- THINGS TO DO:
1 > Copy from the Terrell Lyday article the part that opens with the words containing "Personal information" and closes with "(1997–1999) BYU (1999–2001)", reproducing it character for character.
2 > Carry on writing the Terrell Lyday article, picking up right after its last sentence.

Terrell Lyday

Personal information
- Born: August 12, 1979 (age 46) Fresno, California, U.S.
- Listed height: 6 ft 3 in (1.91 m)
- Listed weight: 200 lb (91 kg)

Career information
- High school: Herbert Hoover (Fresno, California)
- College: Fresno CC (1997–1999) BYU (1999–2001)
- NBA draft: 2001: undrafted
- Playing career: 2001–2013
- Position: Shooting guard

Career history
- 2001–2002: Unia Tarnów
- 2002–2003: Galatasaray
- 2003–2004: Cholet
- 2004–2005: ASVEL
- 2005–2006: Ural Great
- 2006–2007: Benetton
- 2007–2008: Triumph Lyubertsy
- 2008–2013: UNICS Kazan

Career highlights
- EuroCup champion (2011); All-EuroCup First Team (2011); FIBA EuroCup Challenge champion (2006); Italian Cup winner (2007); Italian Supercup winner (2006); Russian Cup winner (2009); Russian League All-Symbolic Second Team (2011); LNB All-Star (2005);

= Terrell Lyday =

American former professional basketball player

Terrell Lyday (born August 12, 1979) is an American former professional basketball player. Standing at , he played at the shooting guard position.

==College career==
Lyday played college basketball at Fresno CC (NJCAA), from 1997 to 1999, and at BYU (NCAA Division I), from 1999 to 2001.

- DATA SHOWN:
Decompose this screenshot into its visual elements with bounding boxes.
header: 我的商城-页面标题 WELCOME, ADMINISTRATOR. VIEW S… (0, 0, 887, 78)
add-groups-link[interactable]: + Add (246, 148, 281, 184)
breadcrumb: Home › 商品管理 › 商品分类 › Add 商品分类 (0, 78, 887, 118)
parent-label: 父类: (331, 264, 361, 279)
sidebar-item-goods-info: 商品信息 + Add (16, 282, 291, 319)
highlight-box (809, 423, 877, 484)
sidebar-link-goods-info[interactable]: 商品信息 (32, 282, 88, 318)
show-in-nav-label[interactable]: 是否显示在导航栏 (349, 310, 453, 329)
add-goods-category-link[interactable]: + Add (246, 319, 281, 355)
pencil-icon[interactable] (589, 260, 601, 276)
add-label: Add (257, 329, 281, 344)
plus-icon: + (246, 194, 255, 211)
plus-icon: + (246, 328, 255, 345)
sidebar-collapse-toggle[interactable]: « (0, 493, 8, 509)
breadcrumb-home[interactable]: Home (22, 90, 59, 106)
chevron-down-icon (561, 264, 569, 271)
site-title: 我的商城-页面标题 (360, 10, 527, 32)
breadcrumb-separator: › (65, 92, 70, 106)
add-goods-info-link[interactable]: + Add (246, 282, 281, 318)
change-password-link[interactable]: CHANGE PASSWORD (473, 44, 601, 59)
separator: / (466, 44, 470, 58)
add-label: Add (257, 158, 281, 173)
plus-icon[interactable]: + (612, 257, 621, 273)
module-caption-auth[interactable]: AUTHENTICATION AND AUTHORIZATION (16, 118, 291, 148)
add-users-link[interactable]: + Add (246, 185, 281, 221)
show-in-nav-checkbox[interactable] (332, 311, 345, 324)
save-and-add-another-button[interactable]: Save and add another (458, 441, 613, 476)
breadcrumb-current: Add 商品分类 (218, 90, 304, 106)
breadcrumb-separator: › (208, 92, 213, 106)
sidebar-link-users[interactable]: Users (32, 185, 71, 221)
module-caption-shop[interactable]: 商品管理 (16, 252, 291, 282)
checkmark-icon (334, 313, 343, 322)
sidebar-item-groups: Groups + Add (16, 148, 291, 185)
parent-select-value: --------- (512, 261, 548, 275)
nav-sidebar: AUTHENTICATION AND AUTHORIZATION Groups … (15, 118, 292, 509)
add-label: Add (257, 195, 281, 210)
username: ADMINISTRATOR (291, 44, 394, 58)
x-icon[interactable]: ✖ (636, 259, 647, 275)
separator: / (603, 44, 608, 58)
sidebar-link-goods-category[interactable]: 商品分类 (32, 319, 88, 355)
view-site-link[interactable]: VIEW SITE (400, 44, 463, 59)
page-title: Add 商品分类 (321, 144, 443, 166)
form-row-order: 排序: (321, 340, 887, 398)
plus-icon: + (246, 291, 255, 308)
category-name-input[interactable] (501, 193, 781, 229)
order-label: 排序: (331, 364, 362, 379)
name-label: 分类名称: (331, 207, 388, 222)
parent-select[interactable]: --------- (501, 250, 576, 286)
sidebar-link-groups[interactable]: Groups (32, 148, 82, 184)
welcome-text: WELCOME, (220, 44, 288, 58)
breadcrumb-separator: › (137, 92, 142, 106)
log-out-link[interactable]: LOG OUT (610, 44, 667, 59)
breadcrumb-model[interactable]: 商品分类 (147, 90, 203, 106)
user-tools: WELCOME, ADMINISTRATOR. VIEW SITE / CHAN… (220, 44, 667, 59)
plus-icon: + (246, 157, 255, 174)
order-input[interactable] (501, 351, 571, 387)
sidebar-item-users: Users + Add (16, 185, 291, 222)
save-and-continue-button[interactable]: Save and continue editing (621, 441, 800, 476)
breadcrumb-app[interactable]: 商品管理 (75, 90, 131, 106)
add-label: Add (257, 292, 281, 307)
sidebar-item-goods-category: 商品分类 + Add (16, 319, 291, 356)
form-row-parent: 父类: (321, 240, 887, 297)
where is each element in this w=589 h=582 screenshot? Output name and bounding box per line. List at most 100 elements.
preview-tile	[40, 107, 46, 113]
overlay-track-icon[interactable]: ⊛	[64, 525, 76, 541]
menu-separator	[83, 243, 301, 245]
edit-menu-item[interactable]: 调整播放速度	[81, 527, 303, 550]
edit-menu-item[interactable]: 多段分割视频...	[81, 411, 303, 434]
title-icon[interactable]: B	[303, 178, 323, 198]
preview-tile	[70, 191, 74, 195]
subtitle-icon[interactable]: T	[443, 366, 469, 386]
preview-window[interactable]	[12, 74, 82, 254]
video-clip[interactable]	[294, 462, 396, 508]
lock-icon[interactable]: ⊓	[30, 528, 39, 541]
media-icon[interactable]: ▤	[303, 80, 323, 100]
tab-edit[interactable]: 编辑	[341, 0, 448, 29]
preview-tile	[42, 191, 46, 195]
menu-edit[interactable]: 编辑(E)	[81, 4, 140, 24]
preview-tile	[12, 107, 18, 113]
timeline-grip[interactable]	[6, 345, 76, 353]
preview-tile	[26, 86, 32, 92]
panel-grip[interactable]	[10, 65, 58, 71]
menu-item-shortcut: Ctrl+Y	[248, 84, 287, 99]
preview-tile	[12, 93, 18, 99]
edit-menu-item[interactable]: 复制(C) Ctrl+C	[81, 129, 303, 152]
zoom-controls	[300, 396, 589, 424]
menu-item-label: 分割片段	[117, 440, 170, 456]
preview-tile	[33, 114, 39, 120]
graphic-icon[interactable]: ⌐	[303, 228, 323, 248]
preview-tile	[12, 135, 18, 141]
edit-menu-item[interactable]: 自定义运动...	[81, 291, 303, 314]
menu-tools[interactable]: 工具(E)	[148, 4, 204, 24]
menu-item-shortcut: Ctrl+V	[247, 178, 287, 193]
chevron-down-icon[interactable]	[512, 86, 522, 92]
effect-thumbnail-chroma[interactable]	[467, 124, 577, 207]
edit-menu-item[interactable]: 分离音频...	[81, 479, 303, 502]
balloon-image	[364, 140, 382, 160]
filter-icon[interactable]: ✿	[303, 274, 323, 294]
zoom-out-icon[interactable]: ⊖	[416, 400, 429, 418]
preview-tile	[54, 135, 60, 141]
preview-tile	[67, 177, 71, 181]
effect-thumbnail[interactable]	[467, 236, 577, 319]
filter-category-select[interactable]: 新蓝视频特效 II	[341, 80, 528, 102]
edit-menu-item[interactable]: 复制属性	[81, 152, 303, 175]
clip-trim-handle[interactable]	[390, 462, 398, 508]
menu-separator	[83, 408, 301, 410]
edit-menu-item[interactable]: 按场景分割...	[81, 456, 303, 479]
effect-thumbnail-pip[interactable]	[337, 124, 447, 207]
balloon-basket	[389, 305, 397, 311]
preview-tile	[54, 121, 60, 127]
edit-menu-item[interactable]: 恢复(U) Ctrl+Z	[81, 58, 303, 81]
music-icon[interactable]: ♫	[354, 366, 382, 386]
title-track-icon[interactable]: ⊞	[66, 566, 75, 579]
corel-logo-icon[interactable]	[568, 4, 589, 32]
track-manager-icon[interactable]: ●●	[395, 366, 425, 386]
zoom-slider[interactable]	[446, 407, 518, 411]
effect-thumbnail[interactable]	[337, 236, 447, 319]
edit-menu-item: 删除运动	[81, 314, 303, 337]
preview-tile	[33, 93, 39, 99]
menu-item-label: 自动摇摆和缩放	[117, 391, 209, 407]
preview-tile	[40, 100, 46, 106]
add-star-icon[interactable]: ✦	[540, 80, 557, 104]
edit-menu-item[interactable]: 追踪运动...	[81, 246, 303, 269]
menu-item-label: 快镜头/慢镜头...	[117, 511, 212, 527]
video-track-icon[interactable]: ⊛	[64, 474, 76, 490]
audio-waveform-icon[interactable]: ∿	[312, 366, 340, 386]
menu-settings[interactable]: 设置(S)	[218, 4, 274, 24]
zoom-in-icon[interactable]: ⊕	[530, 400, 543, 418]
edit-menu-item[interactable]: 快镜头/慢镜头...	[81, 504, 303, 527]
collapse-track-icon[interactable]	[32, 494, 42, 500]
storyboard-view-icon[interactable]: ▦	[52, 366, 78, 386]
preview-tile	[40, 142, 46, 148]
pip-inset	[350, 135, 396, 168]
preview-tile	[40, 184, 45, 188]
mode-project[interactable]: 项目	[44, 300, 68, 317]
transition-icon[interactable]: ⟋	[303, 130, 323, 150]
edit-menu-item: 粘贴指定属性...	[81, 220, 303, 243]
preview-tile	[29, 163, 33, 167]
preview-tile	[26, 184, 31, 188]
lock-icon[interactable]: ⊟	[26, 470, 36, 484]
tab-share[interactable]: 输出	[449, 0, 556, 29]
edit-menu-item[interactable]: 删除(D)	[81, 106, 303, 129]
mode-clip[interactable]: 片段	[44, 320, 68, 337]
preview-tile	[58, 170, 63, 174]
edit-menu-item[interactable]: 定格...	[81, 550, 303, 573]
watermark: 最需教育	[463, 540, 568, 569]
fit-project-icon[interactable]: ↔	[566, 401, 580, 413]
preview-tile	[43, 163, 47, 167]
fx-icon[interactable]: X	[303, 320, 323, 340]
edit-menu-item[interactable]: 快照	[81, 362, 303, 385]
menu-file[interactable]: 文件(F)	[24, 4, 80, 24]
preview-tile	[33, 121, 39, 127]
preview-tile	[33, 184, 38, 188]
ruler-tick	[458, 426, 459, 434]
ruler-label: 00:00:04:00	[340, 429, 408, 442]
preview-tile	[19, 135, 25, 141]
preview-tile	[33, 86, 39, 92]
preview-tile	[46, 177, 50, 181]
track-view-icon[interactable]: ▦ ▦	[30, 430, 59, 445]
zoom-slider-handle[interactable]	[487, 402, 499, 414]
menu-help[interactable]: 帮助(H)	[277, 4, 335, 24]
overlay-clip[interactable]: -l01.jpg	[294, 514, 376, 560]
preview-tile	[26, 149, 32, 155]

- EXPECTED RESPONSES:
1 >
Personal information
- Born: August 12, 1979 (age 46) Fresno, California, U.S.
- Listed height: 6 ft 3 in (1.91 m)
- Listed weight: 200 lb (91 kg)

Career information
- High school: Herbert Hoover (Fresno, California)
- College: Fresno CC (1997–1999) BYU (1999–2001)

2 >
==Professional career==
Lyday started his professional career in 2001 with Polish club Unia Tarnów. For the 2002–03 he moved to Turkish club Galatasaray. For the 2003–04 season he signed with French club Cholet, and for the next season he also played in France but with ASVEL. In the 2005–06 season he played with Russian club Ural Great and won the FIBA EuroCup Challenge.

In the 2006–07 season he played with Italian club Benetton Treviso and won the Italian Cup and the Supercup. In the 2007–08 season he played with Russian club Triumph Lyubertsy. In June 2008, he signed with Russian club UNICS Kazan. With UNICS he won the Russian Cup in 2009. In 2011, he won the EuroCup, and was named to the All-EuroCup First Team of the 2010–11 season. In June 2011, he extended his contract with UNICS Kazan for two more years. After the end of the 2012–13 season, he finished his professional career.